Stored entries →
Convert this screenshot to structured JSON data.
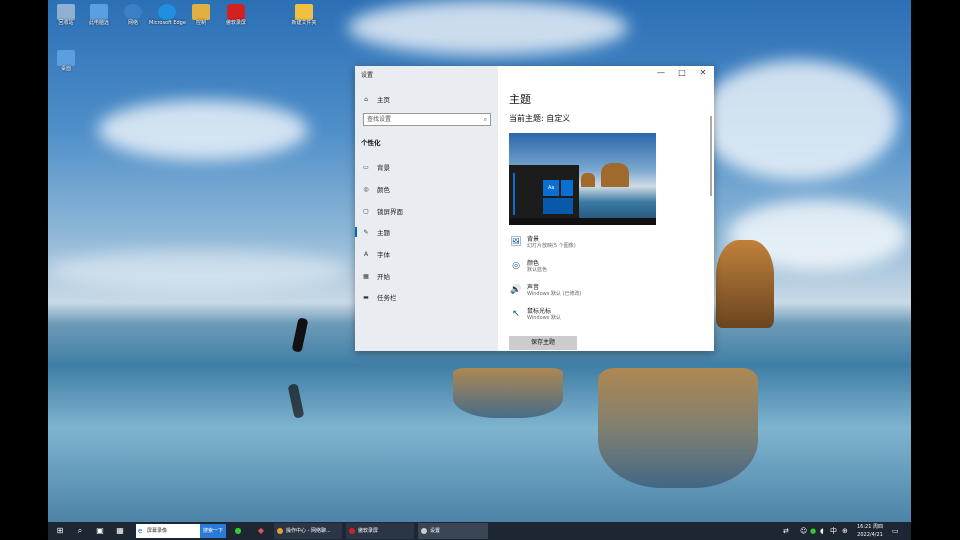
{
  "desktop": {
    "icons": [
      {
        "label": "回收站",
        "color": "#8fb0d0"
      },
      {
        "label": "此电脑远",
        "color": "#5aa0e0"
      },
      {
        "label": "网络",
        "color": "#3a7fc8"
      },
      {
        "label": "Microsoft Edge",
        "color": "#1f8fe0"
      },
      {
        "label": "控制",
        "color": "#e0b040"
      },
      {
        "label": "傲软录屏",
        "color": "#d42020"
      },
      {
        "label": "新建文件夹",
        "color": "#f0c040"
      },
      {
        "label": "桌面",
        "color": "#5aa0e0"
      }
    ]
  },
  "settings": {
    "window_title": "设置",
    "controls": {
      "minimize": "—",
      "maximize": "□",
      "close": "✕"
    },
    "nav": {
      "home_label": "主页",
      "search_placeholder": "查找设置",
      "section_heading": "个性化",
      "items": [
        {
          "label": "背景",
          "icon": "image-icon",
          "glyph": "▭"
        },
        {
          "label": "颜色",
          "icon": "palette-icon",
          "glyph": "◎"
        },
        {
          "label": "锁屏界面",
          "icon": "lock-screen-icon",
          "glyph": "▢"
        },
        {
          "label": "主题",
          "icon": "theme-icon",
          "glyph": "✎",
          "active": true
        },
        {
          "label": "字体",
          "icon": "font-icon",
          "glyph": "A"
        },
        {
          "label": "开始",
          "icon": "start-icon",
          "glyph": "▦"
        },
        {
          "label": "任务栏",
          "icon": "taskbar-icon",
          "glyph": "▬"
        }
      ]
    },
    "content": {
      "title": "主题",
      "current_theme": "当前主题: 自定义",
      "preview_label": "Aa",
      "options": [
        {
          "title": "背景",
          "subtitle": "幻灯片放映(5 个图像)",
          "icon": "background-icon",
          "glyph": "🖼"
        },
        {
          "title": "颜色",
          "subtitle": "默认蓝色",
          "icon": "color-icon",
          "glyph": "◎"
        },
        {
          "title": "声音",
          "subtitle": "Windows 默认 (已修改)",
          "icon": "sound-icon",
          "glyph": "🔊"
        },
        {
          "title": "鼠标光标",
          "subtitle": "Windows 默认",
          "icon": "cursor-icon",
          "glyph": "↖"
        }
      ],
      "save_button": "保存主题"
    }
  },
  "taskbar": {
    "search_text": "屏幕录像",
    "search_button": "搜索一下",
    "apps": [
      {
        "label": "操作中心 - 网络聊...",
        "color": "#e8a030"
      },
      {
        "label": "傲软录屏",
        "color": "#d42020"
      },
      {
        "label": "设置",
        "color": "#cccccc"
      }
    ],
    "clock_time": "16:21 周四",
    "clock_date": "2022/4/21"
  }
}
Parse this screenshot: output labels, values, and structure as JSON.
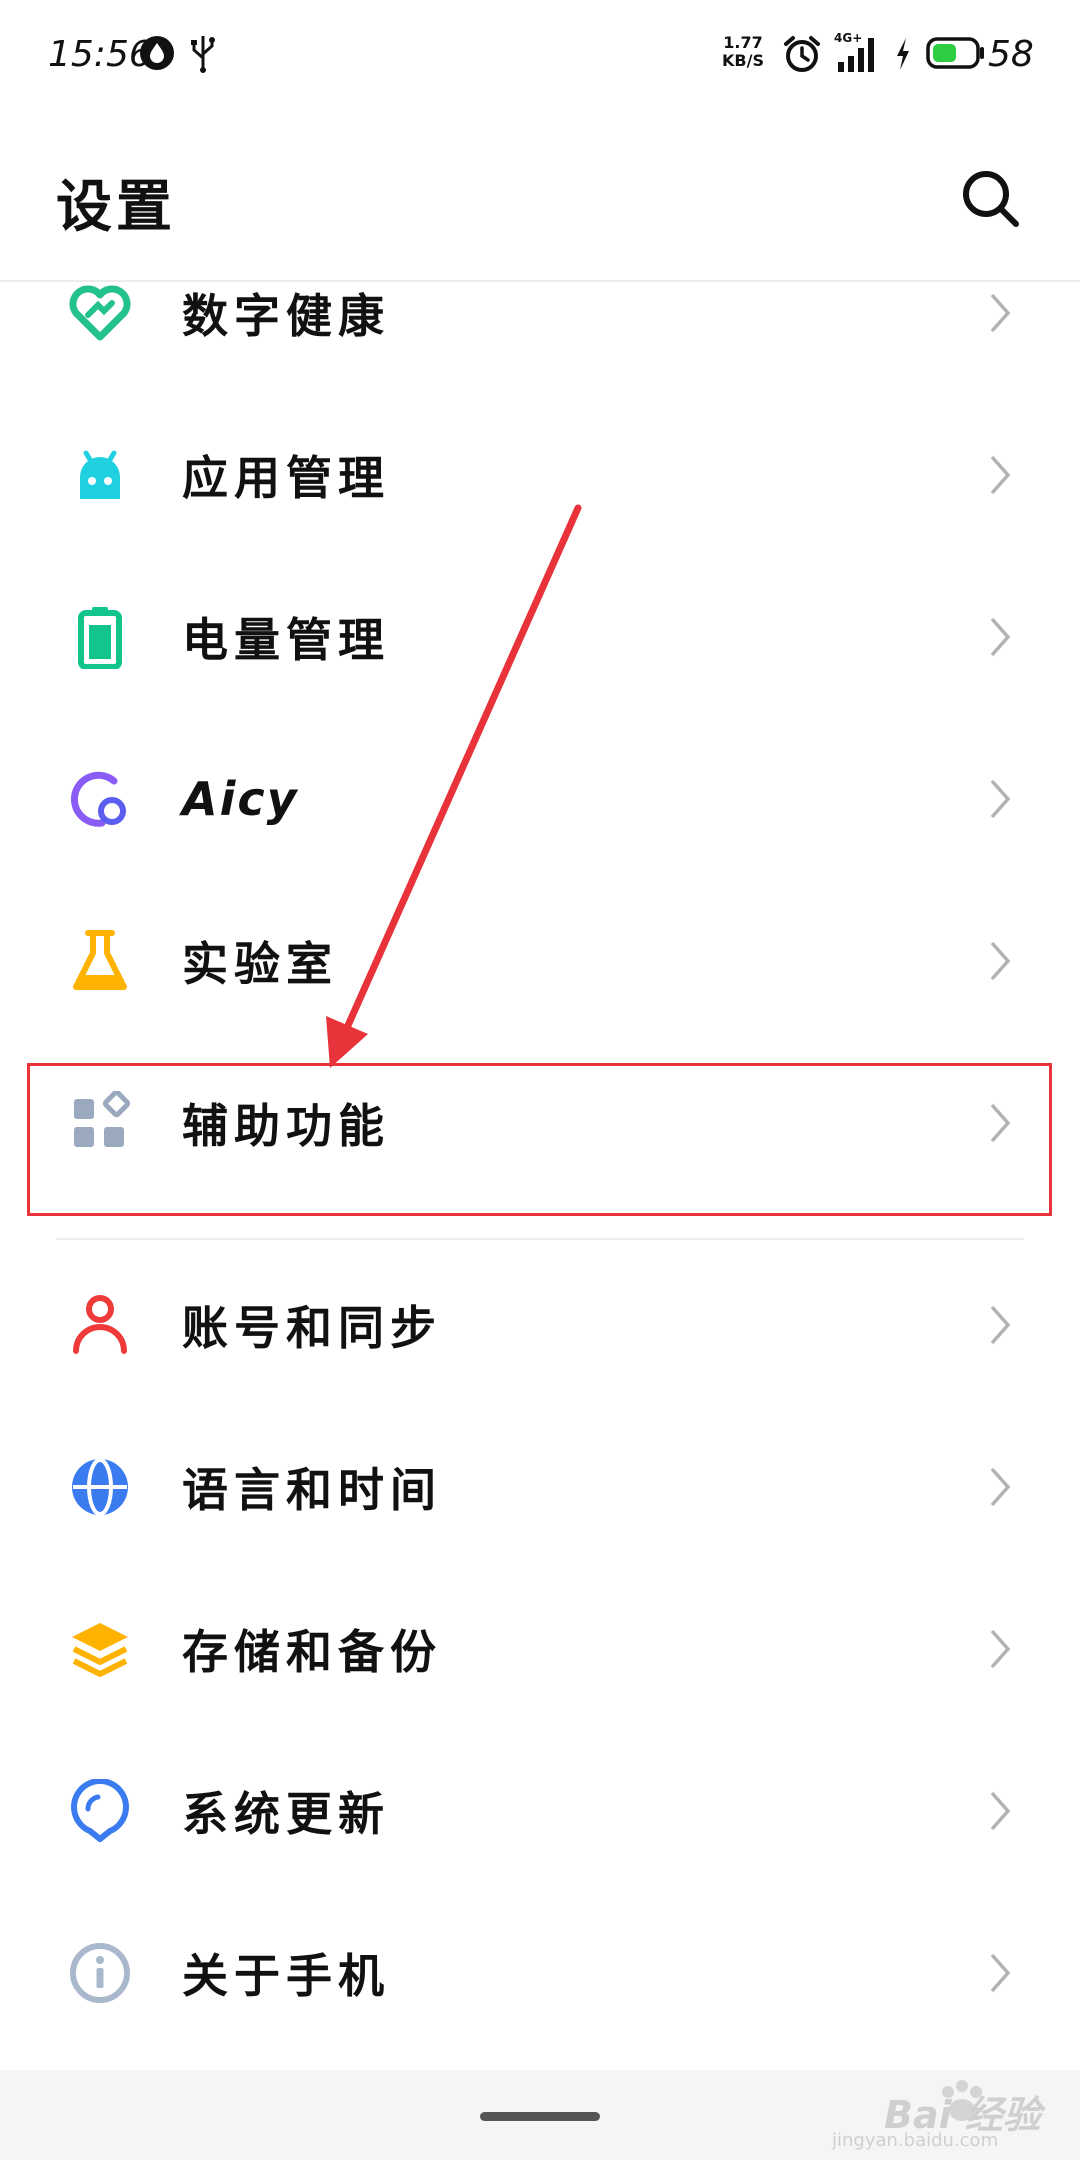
{
  "status_bar": {
    "time": "15:56",
    "net_speed": "1.77",
    "net_unit": "KB/S",
    "signal_label": "4G+",
    "battery_level": "58",
    "battery_fraction": 0.58,
    "battery_color": "#2ecc40"
  },
  "header": {
    "title": "设置"
  },
  "settings": [
    {
      "label": "数字健康",
      "icon": "heart-icon",
      "color": "#22c28a"
    },
    {
      "label": "应用管理",
      "icon": "android-icon",
      "color": "#1fd0e0"
    },
    {
      "label": "电量管理",
      "icon": "battery-icon",
      "color": "#13c58d"
    },
    {
      "label": "Aicy",
      "icon": "aicy-icon",
      "color": "#8a5cf6"
    },
    {
      "label": "实验室",
      "icon": "flask-icon",
      "color": "#ffb300"
    },
    {
      "label": "辅助功能",
      "icon": "grid-icon",
      "color": "#9aa9bd",
      "highlighted": true
    },
    {
      "label": "账号和同步",
      "icon": "person-icon",
      "color": "#ef3a3a"
    },
    {
      "label": "语言和时间",
      "icon": "globe-icon",
      "color": "#3b7bf0"
    },
    {
      "label": "存储和备份",
      "icon": "layers-icon",
      "color": "#ffb300"
    },
    {
      "label": "系统更新",
      "icon": "update-icon",
      "color": "#3b7bf0"
    },
    {
      "label": "关于手机",
      "icon": "info-icon",
      "color": "#a9b8cc"
    }
  ],
  "annotation_color": "#e8333a",
  "watermark": {
    "brand": "Bai 经验",
    "url": "jingyan.baidu.com"
  }
}
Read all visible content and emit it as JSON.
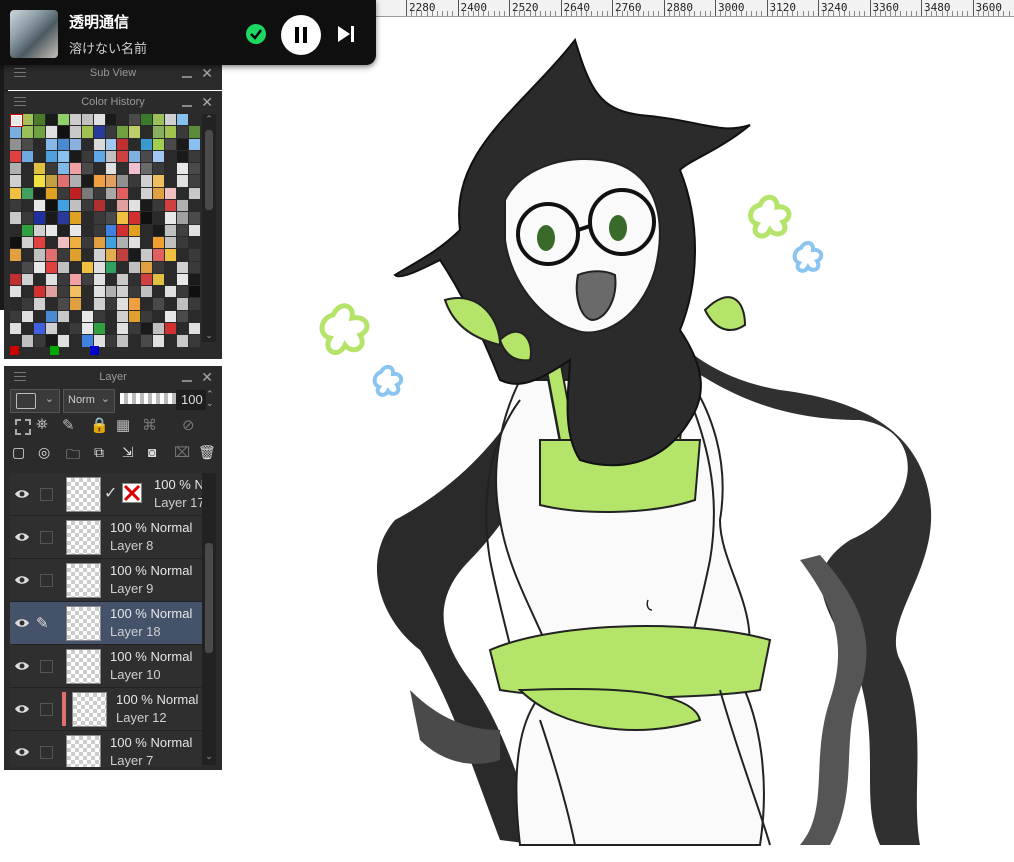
{
  "music": {
    "title": "透明通信",
    "artist": "溶けない名前"
  },
  "ruler": {
    "labels": [
      "2280",
      "2400",
      "2520",
      "2640",
      "2760",
      "2880",
      "3000",
      "3120",
      "3240",
      "3360",
      "3480",
      "3600"
    ]
  },
  "subview": {
    "title": "Sub View"
  },
  "color_history": {
    "title": "Color History",
    "main_color": "#cc0000",
    "sub_color": "#00aa00",
    "transparent_color": "#0000cc",
    "swatches": [
      "#e8e8e8",
      "#a3c25a",
      "#4a7a2a",
      "#1a1a1a",
      "#8fd06a",
      "#cccccc",
      "#c0c0c0",
      "#e0e0e0",
      "#1a1a1a",
      "#2a2a2a",
      "#4a4a4a",
      "#3a7a2a",
      "#9ac05a",
      "#d0d0d0",
      "#88c0f0",
      "#2a2a2a",
      "#7ab0e0",
      "#9ac05a",
      "#70a040",
      "#e0e0e0",
      "#101010",
      "#c8c8c8",
      "#a0c050",
      "#2a3a9a",
      "#3a3a3a",
      "#70a040",
      "#bcd06a",
      "#2a2a2a",
      "#88b060",
      "#a0c050",
      "#3a3a3a",
      "#5a8a3a",
      "#909090",
      "#4a4a4a",
      "#2a2a2a",
      "#88b8e8",
      "#4a8ad0",
      "#8ab0e0",
      "#2a2a2a",
      "#dadada",
      "#a0c8f0",
      "#c03030",
      "#2a2a2a",
      "#3a9ad0",
      "#a0d050",
      "#4a4a4a",
      "#1a1a1a",
      "#8ac0f0",
      "#e04040",
      "#70a8e0",
      "#2a2a2a",
      "#50a0e0",
      "#88c0f0",
      "#1a1a1a",
      "#3a3a3a",
      "#60a8e8",
      "#c0c0c0",
      "#d04040",
      "#80b0e0",
      "#4a4a4a",
      "#a0c8f0",
      "#2a2a2a",
      "#1a1a1a",
      "#3a3a3a",
      "#b0b0b0",
      "#2a2a2a",
      "#e0c040",
      "#3a3a3a",
      "#80b8e8",
      "#f0a0a0",
      "#4a4a4a",
      "#2a2a2a",
      "#e0e0e0",
      "#303030",
      "#f0c0d0",
      "#6a6a6a",
      "#3a3a3a",
      "#2a2a2a",
      "#e8e8e8",
      "#4a4a4a",
      "#d0d0d0",
      "#2a2a2a",
      "#f0e040",
      "#c0a040",
      "#e07070",
      "#b0b0b0",
      "#1a1a1a",
      "#f0a040",
      "#e0a060",
      "#909090",
      "#3a3a3a",
      "#d0d0d0",
      "#f0c060",
      "#2a2a2a",
      "#e0e0e0",
      "#404040",
      "#f0c040",
      "#40a060",
      "#1a1a1a",
      "#e0a020",
      "#3a3a3a",
      "#c02020",
      "#7a7a7a",
      "#3a3a3a",
      "#a8a8a8",
      "#e06060",
      "#2a2a2a",
      "#d0d0d0",
      "#e0a040",
      "#f0c0c0",
      "#2a2a2a",
      "#c8c8c8",
      "#3a3a3a",
      "#2a2a2a",
      "#e8e8e8",
      "#101010",
      "#40a0e0",
      "#c0c0c0",
      "#3a3a3a",
      "#b03030",
      "#2a2a2a",
      "#e0a0a0",
      "#e0e0e0",
      "#1a1a1a",
      "#3a3a3a",
      "#d04040",
      "#b0b0b0",
      "#2a2a2a",
      "#c8c8c8",
      "#3a3a3a",
      "#2030a0",
      "#1a1a1a",
      "#2a3a9a",
      "#e0a020",
      "#2a2a2a",
      "#3a3a3a",
      "#4a4a4a",
      "#f0c040",
      "#d03030",
      "#101010",
      "#2a2a2a",
      "#e8e8e8",
      "#a0a0a0",
      "#4a4a4a",
      "#2a2a2a",
      "#30a040",
      "#d0d0d0",
      "#e8e8e8",
      "#202020",
      "#e8e8e8",
      "#2a2a2a",
      "#3a3a3a",
      "#4080e0",
      "#d03030",
      "#e0a020",
      "#2a2a2a",
      "#1a1a1a",
      "#c0c0c0",
      "#404040",
      "#e0e0e0",
      "#101010",
      "#d0d0d0",
      "#e04040",
      "#2a2a2a",
      "#f0c0c0",
      "#f0b040",
      "#3a3a3a",
      "#e0a040",
      "#40a0e0",
      "#b0b0b0",
      "#e0e0e0",
      "#2a2a2a",
      "#f0a030",
      "#c0c0c0",
      "#3a3a3a",
      "#2a2a2a",
      "#e0a040",
      "#2a2a2a",
      "#c0c0c0",
      "#e07070",
      "#3a3a3a",
      "#e0a030",
      "#2a2a2a",
      "#d0d0d0",
      "#e0b050",
      "#c04040",
      "#1a1a1a",
      "#c8c8c8",
      "#e06060",
      "#f0c040",
      "#2a2a2a",
      "#3a3a3a",
      "#2a2a2a",
      "#4a4a4a",
      "#e8e8e8",
      "#e04040",
      "#c0c0c0",
      "#2a2a2a",
      "#f0c040",
      "#e0e0e0",
      "#30a060",
      "#2a2a2a",
      "#c0c0c0",
      "#e0a040",
      "#3a3a3a",
      "#2a2a2a",
      "#d0d0d0",
      "#3a3a3a",
      "#c03030",
      "#d0d0d0",
      "#2a2a2a",
      "#e0e0e0",
      "#3a3a3a",
      "#f0a0a0",
      "#404040",
      "#e0e0e0",
      "#2a2a2a",
      "#c8c8c8",
      "#303030",
      "#d04040",
      "#e0c040",
      "#2a2a2a",
      "#e8e8e8",
      "#1a1a1a",
      "#e0e0e0",
      "#2a2a2a",
      "#d03030",
      "#e0a0a0",
      "#3a3a3a",
      "#f0c060",
      "#2a2a2a",
      "#e0e0e0",
      "#b0b0b0",
      "#d0d0d0",
      "#3a3a3a",
      "#c0c0c0",
      "#2a2a2a",
      "#e0e0e0",
      "#3a3a3a",
      "#101010",
      "#2a2a2a",
      "#3a3a3a",
      "#d0d0d0",
      "#2a2a2a",
      "#4a4a4a",
      "#e0a040",
      "#2a2a2a",
      "#d0d0d0",
      "#3a3a3a",
      "#e0e0e0",
      "#f0a040",
      "#2a2a2a",
      "#4a4a4a",
      "#2a2a2a",
      "#c0c0c0",
      "#3a3a3a",
      "#3a3a3a",
      "#e0e0e0",
      "#2a2a2a",
      "#4a8ad0",
      "#c8c8c8",
      "#2a2a2a",
      "#e8e8e8",
      "#3a3a3a",
      "#2a2a2a",
      "#d0d0d0",
      "#e0a030",
      "#3a3a3a",
      "#2a2a2a",
      "#e8e8e8",
      "#4a4a4a",
      "#2a2a2a",
      "#e0e0e0",
      "#2a2a2a",
      "#4060e0",
      "#d0d0d0",
      "#2a2a2a",
      "#3a3a3a",
      "#e8e8e8",
      "#30a040",
      "#2a2a2a",
      "#e0e0e0",
      "#3a3a3a",
      "#1a1a1a",
      "#c0c0c0",
      "#d03030",
      "#2a2a2a",
      "#e0e0e0",
      "#2a2a2a",
      "#c0c0c0",
      "#3a3a3a",
      "#1a1a1a",
      "#e0e0e0",
      "#2a2a2a",
      "#4080e0",
      "#e0e0e0",
      "#3a3a3a",
      "#c0c0c0",
      "#2a2a2a",
      "#4a4a4a",
      "#e0e0e0",
      "#2a2a2a",
      "#c8c8c8",
      "#3a3a3a"
    ]
  },
  "layer_panel": {
    "title": "Layer",
    "blend_mode": "Norm",
    "opacity": "100",
    "layers": [
      {
        "mode": "100 % N",
        "name": "Layer 17",
        "has_mask": true,
        "selected": false,
        "editing": false,
        "color_label": null
      },
      {
        "mode": "100 % Normal",
        "name": "Layer 8",
        "has_mask": false,
        "selected": false,
        "editing": false,
        "color_label": null
      },
      {
        "mode": "100 % Normal",
        "name": "Layer 9",
        "has_mask": false,
        "selected": false,
        "editing": false,
        "color_label": null
      },
      {
        "mode": "100 % Normal",
        "name": "Layer 18",
        "has_mask": false,
        "selected": true,
        "editing": true,
        "color_label": null
      },
      {
        "mode": "100 % Normal",
        "name": "Layer 10",
        "has_mask": false,
        "selected": false,
        "editing": false,
        "color_label": null
      },
      {
        "mode": "100 % Normal",
        "name": "Layer 12",
        "has_mask": false,
        "selected": false,
        "editing": false,
        "color_label": "#e07070"
      },
      {
        "mode": "100 % Normal",
        "name": "Layer 7",
        "has_mask": false,
        "selected": false,
        "editing": false,
        "color_label": null
      }
    ]
  }
}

The problem → Report how many lines of the records above contain the word "glyph", giving only the number.

Output of the exercise → 11